▶ _To do_:
What is the count of lines that hold the word "systemadministration"? Give only the number.
╔══
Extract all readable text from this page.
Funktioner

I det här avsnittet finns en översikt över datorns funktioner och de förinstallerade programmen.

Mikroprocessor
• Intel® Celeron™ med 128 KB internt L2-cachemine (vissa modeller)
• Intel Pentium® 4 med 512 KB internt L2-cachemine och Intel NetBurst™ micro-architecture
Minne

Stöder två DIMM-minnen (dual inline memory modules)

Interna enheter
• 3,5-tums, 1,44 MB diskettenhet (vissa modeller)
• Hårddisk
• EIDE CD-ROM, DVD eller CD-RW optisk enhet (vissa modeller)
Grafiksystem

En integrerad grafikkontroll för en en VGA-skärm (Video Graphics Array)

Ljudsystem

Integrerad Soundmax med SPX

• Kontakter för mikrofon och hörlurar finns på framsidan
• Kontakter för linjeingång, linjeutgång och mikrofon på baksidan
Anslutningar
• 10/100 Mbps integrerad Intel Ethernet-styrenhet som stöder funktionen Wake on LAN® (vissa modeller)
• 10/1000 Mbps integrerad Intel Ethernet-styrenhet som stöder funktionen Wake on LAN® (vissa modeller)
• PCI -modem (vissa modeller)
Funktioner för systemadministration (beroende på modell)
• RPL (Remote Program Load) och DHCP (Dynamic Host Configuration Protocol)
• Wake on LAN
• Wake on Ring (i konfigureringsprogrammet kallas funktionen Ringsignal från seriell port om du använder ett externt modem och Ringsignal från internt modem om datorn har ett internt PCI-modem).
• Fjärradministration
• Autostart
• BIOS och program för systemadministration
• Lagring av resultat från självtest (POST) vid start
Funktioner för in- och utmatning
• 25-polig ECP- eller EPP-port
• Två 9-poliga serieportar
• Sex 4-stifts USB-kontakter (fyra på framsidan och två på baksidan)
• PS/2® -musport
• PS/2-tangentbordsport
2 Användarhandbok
╚══
▶ _Solved exercise_:
2